* _Records for processing_:

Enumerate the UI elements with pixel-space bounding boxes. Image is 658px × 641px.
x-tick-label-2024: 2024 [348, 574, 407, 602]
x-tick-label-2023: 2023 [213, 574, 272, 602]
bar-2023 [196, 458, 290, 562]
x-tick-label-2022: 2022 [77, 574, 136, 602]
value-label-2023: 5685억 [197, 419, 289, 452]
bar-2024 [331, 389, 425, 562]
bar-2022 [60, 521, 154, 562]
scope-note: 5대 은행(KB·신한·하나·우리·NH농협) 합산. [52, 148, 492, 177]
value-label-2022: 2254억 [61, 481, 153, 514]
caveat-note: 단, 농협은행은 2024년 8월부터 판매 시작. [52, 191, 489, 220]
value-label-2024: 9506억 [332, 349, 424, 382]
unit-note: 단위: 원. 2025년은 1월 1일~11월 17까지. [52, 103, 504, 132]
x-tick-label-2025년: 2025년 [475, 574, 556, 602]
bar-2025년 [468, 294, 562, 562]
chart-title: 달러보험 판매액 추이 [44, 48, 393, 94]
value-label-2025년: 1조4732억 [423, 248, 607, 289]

==

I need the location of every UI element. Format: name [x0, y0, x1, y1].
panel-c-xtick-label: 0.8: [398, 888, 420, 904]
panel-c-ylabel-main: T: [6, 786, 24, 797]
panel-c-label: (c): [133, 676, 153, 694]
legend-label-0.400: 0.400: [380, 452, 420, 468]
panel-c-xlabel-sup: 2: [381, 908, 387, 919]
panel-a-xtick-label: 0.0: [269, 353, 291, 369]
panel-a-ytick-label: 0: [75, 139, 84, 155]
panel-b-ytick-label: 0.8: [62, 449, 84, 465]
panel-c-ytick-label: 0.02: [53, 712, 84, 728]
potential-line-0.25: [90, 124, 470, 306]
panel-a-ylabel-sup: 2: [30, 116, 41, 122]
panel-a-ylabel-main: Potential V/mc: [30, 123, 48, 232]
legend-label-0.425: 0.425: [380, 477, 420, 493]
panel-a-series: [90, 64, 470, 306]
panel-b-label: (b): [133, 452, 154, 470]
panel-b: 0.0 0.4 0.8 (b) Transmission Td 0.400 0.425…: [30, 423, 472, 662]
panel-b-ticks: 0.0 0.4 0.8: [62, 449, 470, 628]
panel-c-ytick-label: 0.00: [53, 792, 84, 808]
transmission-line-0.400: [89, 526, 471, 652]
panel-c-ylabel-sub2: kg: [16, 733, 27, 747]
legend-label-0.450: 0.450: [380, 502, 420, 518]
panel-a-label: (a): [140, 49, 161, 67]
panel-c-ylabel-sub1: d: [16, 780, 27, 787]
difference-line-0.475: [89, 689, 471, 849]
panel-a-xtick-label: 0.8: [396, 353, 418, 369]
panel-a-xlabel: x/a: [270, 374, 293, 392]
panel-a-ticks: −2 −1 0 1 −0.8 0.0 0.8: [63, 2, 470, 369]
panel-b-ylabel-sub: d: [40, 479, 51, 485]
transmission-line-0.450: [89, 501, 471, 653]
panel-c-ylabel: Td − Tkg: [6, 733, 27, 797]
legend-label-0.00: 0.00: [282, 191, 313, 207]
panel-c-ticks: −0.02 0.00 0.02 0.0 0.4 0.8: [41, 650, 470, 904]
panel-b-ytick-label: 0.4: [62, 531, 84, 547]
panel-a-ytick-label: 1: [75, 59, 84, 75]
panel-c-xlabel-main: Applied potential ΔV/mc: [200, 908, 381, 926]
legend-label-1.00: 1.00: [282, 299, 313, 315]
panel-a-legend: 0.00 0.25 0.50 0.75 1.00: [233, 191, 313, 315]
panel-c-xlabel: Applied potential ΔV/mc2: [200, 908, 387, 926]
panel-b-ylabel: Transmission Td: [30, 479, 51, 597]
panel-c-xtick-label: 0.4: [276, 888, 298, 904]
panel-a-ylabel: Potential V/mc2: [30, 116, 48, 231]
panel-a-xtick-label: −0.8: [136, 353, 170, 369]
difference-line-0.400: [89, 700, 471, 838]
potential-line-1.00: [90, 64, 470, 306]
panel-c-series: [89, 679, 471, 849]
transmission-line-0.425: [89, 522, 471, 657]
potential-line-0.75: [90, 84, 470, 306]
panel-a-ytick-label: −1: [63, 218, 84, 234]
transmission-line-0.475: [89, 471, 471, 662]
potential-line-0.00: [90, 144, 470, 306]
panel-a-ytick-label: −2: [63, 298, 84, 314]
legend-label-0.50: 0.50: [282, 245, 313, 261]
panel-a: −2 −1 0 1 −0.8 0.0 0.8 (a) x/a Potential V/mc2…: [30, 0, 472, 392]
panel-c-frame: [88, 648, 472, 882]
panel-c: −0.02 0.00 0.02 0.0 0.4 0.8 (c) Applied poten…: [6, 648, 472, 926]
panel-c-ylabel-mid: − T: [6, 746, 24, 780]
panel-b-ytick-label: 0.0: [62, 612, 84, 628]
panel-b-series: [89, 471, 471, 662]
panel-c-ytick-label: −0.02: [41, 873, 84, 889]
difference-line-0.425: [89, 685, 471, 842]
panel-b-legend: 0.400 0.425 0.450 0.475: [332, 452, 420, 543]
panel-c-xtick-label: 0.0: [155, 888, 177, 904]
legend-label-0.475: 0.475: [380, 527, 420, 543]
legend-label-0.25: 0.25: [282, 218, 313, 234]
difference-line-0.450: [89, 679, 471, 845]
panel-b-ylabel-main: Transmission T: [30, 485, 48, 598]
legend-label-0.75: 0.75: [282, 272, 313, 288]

* _Instruction_: Substitute "main-title" for "chart-title" in the stretch of data from the line containing "Enumerate the UI" through the line containing "value-label-2025년: 1조4732억 [423, 248, 607, 289]", and give only those lines again with nothing else changed.

* _Response to this task_:
Enumerate the UI elements with pixel-space bounding boxes. Image is 658px × 641px.
x-tick-label-2024: 2024 [348, 574, 407, 602]
x-tick-label-2023: 2023 [213, 574, 272, 602]
bar-2023 [196, 458, 290, 562]
x-tick-label-2022: 2022 [77, 574, 136, 602]
value-label-2023: 5685억 [197, 419, 289, 452]
bar-2024 [331, 389, 425, 562]
bar-2022 [60, 521, 154, 562]
scope-note: 5대 은행(KB·신한·하나·우리·NH농협) 합산. [52, 148, 492, 177]
value-label-2022: 2254억 [61, 481, 153, 514]
caveat-note: 단, 농협은행은 2024년 8월부터 판매 시작. [52, 191, 489, 220]
value-label-2024: 9506억 [332, 349, 424, 382]
unit-note: 단위: 원. 2025년은 1월 1일~11월 17까지. [52, 103, 504, 132]
x-tick-label-2025년: 2025년 [475, 574, 556, 602]
bar-2025년 [468, 294, 562, 562]
main-title: 달러보험 판매액 추이 [44, 48, 393, 94]
value-label-2025년: 1조4732억 [423, 248, 607, 289]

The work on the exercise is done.